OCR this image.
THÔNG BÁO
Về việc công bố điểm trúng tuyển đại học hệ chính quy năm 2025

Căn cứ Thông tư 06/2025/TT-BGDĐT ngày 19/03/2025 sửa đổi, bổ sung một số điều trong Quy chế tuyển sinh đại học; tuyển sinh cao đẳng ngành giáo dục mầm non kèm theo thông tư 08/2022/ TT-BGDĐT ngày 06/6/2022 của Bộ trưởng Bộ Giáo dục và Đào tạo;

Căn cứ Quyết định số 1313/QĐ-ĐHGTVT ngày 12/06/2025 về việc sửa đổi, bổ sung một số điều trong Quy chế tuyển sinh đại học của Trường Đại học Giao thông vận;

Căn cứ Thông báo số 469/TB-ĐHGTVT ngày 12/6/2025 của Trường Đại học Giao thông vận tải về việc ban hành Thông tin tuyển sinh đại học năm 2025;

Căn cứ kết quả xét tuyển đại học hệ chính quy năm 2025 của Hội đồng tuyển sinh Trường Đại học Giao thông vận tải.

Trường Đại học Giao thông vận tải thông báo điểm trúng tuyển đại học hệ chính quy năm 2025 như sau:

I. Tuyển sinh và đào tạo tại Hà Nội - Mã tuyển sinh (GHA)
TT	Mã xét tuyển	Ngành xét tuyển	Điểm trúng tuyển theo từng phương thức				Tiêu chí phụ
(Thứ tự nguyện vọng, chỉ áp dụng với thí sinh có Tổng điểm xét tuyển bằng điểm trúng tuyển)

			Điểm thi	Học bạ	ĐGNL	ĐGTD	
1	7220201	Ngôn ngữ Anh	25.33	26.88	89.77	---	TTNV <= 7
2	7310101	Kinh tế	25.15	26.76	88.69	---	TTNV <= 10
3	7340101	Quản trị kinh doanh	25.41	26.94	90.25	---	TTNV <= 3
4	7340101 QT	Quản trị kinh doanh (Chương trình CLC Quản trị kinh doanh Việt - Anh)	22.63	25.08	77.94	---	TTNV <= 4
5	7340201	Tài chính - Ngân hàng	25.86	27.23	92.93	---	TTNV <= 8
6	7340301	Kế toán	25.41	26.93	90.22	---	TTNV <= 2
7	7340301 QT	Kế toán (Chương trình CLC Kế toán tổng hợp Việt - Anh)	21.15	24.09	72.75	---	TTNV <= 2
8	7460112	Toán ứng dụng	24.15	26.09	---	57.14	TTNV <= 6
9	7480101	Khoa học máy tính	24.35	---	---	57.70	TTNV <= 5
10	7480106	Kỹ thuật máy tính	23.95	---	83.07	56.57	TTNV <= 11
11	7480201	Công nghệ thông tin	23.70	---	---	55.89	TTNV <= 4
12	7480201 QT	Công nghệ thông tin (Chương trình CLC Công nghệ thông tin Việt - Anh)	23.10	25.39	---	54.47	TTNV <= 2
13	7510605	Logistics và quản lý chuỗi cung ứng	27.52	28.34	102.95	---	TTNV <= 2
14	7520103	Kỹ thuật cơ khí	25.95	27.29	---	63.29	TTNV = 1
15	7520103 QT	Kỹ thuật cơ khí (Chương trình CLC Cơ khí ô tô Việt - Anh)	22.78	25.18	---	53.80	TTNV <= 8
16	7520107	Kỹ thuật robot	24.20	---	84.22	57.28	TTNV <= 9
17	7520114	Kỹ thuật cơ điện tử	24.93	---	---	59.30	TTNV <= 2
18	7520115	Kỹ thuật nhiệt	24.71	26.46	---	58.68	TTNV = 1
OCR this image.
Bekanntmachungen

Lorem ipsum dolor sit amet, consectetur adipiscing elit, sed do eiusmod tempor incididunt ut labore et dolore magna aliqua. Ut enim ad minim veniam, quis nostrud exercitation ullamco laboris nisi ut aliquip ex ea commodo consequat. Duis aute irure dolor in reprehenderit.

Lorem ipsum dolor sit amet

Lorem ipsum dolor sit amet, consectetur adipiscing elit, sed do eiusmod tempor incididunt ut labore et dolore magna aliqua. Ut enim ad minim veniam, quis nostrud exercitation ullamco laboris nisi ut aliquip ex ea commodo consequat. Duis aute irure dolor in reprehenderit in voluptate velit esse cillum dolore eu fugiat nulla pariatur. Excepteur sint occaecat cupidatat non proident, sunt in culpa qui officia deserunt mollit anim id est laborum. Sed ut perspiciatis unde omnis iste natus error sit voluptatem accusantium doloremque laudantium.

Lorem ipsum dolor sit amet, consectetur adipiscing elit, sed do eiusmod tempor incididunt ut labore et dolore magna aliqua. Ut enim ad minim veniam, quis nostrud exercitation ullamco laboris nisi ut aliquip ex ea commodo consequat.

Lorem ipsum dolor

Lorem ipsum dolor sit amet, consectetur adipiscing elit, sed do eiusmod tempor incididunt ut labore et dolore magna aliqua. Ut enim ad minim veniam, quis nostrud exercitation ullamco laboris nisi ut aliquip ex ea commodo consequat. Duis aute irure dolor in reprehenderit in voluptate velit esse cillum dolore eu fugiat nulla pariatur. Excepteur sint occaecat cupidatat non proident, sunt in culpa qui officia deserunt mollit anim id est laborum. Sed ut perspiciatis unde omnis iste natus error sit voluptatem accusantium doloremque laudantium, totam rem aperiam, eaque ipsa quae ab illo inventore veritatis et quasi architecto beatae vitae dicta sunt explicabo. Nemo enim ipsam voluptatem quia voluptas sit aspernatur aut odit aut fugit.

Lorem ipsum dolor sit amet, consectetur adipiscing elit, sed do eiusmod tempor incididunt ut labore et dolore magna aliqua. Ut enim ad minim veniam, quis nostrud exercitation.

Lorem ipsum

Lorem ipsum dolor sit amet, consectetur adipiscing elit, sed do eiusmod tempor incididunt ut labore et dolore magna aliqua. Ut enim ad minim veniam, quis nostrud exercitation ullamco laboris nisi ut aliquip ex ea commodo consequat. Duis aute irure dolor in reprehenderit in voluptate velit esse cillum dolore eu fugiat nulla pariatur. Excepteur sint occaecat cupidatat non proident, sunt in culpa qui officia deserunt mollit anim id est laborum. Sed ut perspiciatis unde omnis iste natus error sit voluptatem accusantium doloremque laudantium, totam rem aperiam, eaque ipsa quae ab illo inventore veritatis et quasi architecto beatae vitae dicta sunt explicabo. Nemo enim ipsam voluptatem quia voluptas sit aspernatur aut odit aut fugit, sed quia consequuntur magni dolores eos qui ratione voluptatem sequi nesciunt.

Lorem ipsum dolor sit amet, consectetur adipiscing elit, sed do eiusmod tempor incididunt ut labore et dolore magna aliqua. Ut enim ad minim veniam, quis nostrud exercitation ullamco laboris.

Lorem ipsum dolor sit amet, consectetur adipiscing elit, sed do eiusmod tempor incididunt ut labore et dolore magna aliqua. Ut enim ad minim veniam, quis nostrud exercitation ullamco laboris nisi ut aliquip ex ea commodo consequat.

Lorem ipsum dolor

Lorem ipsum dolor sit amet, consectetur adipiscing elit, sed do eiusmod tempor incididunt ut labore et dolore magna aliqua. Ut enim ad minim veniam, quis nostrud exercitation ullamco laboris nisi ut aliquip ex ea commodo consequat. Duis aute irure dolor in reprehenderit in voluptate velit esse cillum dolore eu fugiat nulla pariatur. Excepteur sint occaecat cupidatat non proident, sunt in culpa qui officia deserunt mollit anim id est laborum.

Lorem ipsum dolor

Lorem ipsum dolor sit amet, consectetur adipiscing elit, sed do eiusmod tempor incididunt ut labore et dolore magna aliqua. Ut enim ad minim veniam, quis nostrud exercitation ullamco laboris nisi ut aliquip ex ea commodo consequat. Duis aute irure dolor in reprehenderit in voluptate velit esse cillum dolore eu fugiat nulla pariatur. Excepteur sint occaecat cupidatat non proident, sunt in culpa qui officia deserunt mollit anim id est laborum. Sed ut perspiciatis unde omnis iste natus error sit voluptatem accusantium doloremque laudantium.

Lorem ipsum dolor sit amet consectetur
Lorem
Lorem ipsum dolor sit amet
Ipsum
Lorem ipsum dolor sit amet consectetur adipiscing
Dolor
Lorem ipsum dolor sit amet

________

:: Exercise goal ::
Check each line of the data above for the string "việc" and report only how many lines have it.

:: Full output ::
3